(Records drawn from a dataset)
----------------

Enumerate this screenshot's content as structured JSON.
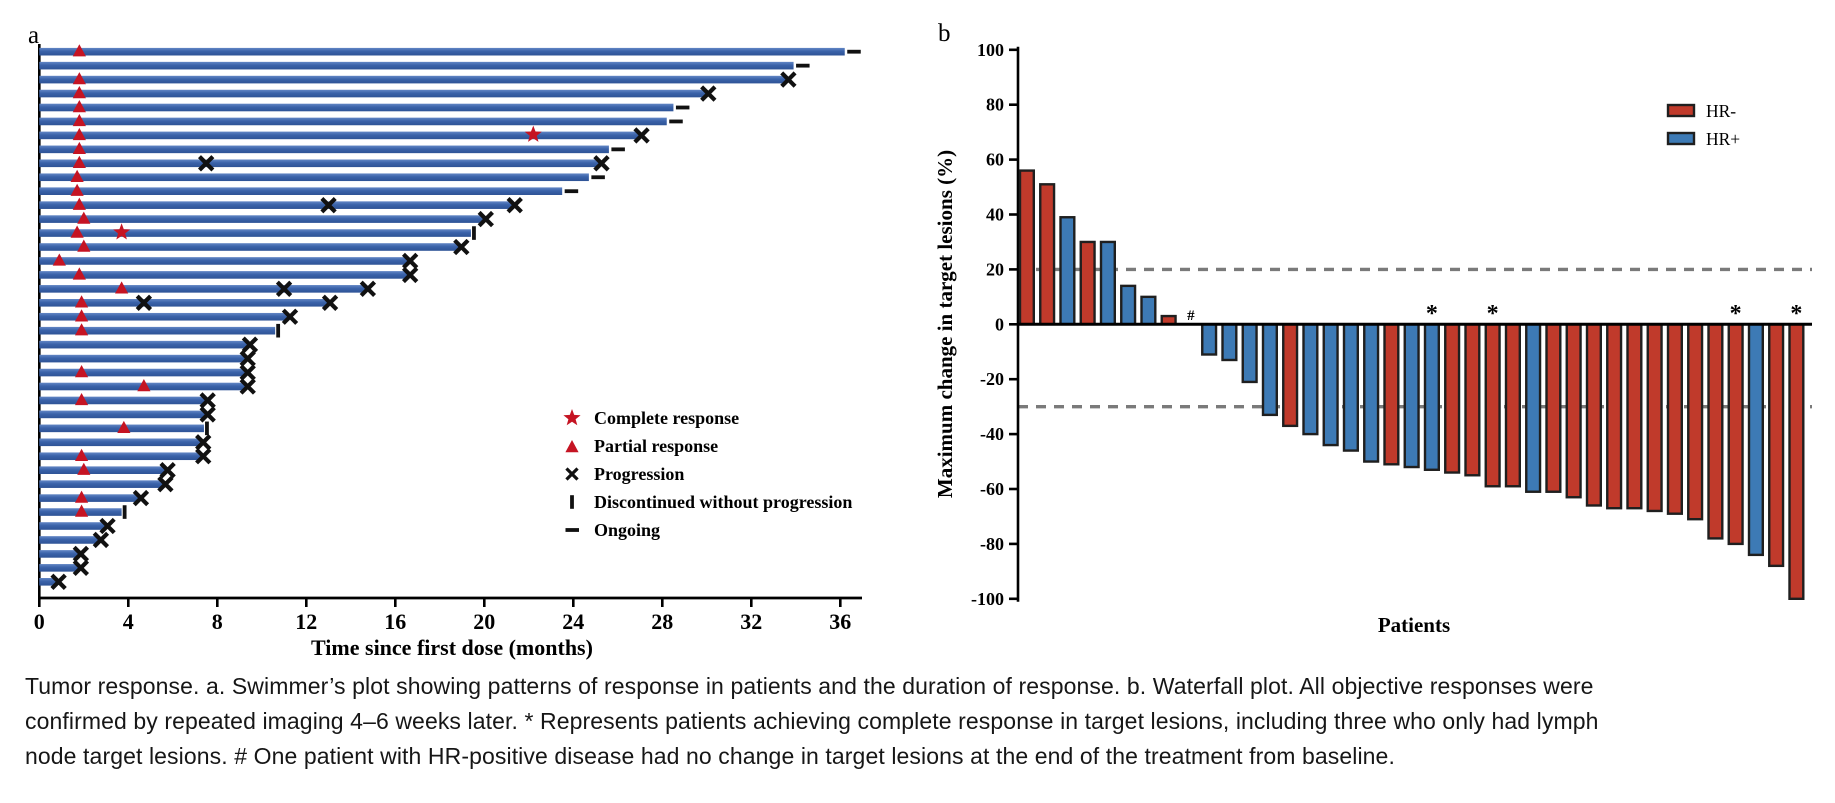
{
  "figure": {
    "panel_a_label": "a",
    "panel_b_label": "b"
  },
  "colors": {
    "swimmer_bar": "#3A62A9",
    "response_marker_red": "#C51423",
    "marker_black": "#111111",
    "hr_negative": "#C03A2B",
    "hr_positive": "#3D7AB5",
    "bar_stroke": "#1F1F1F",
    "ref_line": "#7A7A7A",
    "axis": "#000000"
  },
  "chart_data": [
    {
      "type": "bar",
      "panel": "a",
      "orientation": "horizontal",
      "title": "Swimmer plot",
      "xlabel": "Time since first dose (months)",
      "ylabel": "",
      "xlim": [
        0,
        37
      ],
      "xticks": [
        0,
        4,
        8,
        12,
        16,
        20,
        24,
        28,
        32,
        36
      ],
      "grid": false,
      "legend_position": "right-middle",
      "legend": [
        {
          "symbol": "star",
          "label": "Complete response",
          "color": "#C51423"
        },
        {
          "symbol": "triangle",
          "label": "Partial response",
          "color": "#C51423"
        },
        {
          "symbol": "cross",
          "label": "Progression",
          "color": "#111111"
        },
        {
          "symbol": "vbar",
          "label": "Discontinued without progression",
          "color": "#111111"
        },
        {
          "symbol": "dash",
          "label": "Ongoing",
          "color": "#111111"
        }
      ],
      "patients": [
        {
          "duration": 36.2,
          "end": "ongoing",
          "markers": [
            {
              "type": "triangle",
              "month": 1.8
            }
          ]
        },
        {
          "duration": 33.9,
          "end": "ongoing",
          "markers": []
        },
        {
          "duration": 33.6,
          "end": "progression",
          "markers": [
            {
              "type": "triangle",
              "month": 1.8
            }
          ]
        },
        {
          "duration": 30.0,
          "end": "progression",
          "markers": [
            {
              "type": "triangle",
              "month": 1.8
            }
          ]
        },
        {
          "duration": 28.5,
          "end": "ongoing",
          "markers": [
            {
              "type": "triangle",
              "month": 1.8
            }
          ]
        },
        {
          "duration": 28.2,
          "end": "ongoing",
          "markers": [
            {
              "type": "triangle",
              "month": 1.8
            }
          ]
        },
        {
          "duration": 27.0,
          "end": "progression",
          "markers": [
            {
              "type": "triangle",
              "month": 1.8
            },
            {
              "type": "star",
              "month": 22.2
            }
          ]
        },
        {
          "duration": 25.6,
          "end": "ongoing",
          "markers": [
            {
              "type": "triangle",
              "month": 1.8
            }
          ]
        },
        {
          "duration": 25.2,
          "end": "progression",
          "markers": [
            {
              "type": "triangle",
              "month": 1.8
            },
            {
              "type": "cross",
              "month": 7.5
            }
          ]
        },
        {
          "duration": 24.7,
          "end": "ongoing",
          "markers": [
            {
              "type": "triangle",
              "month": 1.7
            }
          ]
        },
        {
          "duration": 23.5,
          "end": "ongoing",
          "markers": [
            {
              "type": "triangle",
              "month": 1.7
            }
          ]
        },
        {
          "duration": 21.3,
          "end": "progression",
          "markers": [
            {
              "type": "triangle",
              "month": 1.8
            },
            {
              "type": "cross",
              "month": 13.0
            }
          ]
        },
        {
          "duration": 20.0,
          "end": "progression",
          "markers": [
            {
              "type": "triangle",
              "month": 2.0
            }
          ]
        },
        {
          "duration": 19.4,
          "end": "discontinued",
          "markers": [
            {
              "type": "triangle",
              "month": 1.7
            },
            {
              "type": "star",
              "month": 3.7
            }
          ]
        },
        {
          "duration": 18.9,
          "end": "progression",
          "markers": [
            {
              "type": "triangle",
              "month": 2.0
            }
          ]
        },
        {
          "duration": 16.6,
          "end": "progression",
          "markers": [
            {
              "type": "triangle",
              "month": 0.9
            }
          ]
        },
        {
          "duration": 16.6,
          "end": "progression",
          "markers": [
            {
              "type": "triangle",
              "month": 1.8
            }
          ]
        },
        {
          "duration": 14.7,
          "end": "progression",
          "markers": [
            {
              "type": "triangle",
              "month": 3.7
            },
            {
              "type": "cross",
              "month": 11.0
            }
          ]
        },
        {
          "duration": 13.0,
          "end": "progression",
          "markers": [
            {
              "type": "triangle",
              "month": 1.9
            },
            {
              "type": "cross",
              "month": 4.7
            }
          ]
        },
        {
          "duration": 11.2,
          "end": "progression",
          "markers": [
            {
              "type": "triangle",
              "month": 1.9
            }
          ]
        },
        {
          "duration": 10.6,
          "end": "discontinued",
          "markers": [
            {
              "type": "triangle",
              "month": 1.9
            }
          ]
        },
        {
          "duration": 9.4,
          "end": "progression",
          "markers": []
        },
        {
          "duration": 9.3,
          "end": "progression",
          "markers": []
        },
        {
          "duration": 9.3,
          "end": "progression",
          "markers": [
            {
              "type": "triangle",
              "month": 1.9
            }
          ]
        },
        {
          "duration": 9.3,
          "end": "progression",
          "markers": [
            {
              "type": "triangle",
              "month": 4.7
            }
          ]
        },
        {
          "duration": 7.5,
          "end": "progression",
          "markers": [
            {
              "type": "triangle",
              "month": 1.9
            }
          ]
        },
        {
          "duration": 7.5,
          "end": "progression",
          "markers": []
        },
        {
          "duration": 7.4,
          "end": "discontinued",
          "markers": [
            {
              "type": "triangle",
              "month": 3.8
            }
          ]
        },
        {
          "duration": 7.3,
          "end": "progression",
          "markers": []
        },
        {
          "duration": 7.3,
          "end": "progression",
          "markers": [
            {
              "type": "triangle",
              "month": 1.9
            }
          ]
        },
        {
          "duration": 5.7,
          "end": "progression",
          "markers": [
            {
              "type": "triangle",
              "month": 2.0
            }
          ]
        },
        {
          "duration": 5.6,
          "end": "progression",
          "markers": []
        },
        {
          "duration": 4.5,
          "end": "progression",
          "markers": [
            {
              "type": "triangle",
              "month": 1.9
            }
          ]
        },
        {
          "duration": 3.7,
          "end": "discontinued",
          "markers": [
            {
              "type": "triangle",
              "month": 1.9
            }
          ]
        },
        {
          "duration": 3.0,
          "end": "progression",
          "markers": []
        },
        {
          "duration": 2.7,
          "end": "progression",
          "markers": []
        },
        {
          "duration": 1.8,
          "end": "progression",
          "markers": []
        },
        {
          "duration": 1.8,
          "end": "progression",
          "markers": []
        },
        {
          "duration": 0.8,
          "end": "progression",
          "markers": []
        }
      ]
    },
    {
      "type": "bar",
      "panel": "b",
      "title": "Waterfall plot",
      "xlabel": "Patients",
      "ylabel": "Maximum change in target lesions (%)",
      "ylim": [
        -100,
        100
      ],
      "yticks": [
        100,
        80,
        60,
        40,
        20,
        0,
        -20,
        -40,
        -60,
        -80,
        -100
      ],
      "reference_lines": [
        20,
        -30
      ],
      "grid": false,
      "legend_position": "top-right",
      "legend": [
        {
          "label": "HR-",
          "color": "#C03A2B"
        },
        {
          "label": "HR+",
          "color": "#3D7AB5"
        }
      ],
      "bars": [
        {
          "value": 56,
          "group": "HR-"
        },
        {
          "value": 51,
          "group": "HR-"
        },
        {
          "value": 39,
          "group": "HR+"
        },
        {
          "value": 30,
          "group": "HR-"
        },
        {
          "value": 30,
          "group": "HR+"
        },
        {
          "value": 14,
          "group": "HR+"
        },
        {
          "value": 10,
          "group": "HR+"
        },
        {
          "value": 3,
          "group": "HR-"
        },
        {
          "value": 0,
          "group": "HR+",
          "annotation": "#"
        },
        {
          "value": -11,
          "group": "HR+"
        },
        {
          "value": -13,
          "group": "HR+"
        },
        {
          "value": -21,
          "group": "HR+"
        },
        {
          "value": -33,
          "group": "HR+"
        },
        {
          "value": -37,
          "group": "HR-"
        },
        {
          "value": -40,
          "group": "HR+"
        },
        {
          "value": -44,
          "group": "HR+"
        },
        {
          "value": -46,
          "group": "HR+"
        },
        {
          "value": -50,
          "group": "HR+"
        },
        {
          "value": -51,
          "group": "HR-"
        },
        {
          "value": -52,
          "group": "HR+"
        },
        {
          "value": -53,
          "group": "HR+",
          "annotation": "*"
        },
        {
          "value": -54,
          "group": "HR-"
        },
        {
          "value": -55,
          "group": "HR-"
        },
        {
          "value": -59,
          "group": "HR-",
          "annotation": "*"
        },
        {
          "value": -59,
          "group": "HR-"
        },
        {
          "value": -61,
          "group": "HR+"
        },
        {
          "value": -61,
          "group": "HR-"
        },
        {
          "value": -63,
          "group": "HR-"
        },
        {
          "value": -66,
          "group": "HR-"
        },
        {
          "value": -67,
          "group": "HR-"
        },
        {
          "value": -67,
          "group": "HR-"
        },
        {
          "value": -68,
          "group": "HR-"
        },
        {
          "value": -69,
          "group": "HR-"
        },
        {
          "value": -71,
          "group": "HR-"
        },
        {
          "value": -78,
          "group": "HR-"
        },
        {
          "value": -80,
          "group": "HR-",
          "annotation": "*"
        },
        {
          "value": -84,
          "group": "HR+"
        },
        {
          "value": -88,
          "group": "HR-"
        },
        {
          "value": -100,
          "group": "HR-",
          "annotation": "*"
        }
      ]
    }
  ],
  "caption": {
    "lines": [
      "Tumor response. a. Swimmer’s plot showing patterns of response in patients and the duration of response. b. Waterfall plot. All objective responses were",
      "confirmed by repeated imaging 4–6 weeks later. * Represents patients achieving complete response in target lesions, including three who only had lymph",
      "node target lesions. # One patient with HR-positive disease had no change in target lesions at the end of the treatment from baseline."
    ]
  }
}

----------------

▸ **Problem description**:
In the entries above, find each line containing the string "xlabel" and copy it.

▸ **Response to the task**:
      "xlabel": "Time since first dose (months)",
      "xlabel": "Patients",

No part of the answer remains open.